* Exercise passage *
□ □ □ □ □
Thomas A. Ban: Wernicke – Kleist – Leonhard tradition with special reference to mania, melancholia and manic–depressive psychosis
Edward Shorter’s comment on Nassir Ghaemi’s comment
Juxtaposing “neo-Leonhardian” to “neo-Kraepelinian” as the two great intellectual streams in modern psychiatry is a conceptual masterstroke — as is identifying the Kraepelinian tradition as the true path and the Leonhardian as the pathway of error that leads us to the DSM castle of artifacts and to the extinction of meaningful psychopathology in US psychiatry. This is concept-making of breathtaking artistry, as though these two giant Germanic figures stood in stark juxtaposition to each other.
But they do not, exactly.
In the introduction to his classic The Classification of the Endogenous Psychoses (Die Aufteilung der endogenen Psychosen (1957), Leonhard actually speaks quite highly of Kraepelin’s subtle differentiations. It was subsequent generations, he said, who erected a gross dichotomy of untreatable schizophrenia versus treatable manic-depressive insanity. Leonhard said, “The plenitude of fine observations that Kraepelin made as the core of the symptomatology and the classification of the endogenous psychoses were soon forgotten.”
Leonhard set out, not to overturn Kraepelin, but to insert some other diagnoses between these two huge bookends: schizophrenia and manic depression. And he inserted so many diagnoses that the Leonhardian system took on a grotesque, incomprehensible aspect that put off everyone outside of German-speaking Europe. (It was also unhelpful that Leonhard wrote almost entirely in German, a language that in the 1950s had the same international allure as ancient Aramaic.)
□ □ □ □ □
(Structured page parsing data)
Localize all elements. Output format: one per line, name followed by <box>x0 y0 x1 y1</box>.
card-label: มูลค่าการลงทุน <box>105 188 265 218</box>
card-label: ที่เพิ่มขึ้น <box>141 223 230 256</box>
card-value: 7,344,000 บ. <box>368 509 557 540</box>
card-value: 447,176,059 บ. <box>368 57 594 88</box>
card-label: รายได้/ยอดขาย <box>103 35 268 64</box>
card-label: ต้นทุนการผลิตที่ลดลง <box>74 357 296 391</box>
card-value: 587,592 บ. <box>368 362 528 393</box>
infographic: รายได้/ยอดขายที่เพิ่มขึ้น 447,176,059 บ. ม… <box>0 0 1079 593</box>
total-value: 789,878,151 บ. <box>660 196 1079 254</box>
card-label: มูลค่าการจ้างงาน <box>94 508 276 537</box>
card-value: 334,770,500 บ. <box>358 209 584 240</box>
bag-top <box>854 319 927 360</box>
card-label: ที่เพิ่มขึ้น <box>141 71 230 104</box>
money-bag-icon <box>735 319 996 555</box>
□ □ □ □ □
* What is required *
In the comment, rewrite the stretch from "Thomas A. Ban: Wernicke" through "do not, exactly.", putting "skill" in place of "artistry".

* Written answer *
Thomas A. Ban: Wernicke – Kleist – Leonhard tradition with special reference to mania, melancholia and manic–depressive psychosis
Edward Shorter’s comment on Nassir Ghaemi’s comment
Juxtaposing “neo-Leonhardian” to “neo-Kraepelinian” as the two great intellectual streams in modern psychiatry is a conceptual masterstroke — as is identifying the Kraepelinian tradition as the true path and the Leonhardian as the pathway of error that leads us to the DSM castle of artifacts and to the extinction of meaningful psychopathology in US psychiatry. This is concept-making of breathtaking skill, as though these two giant Germanic figures stood in stark juxtaposition to each other.
But they do not, exactly.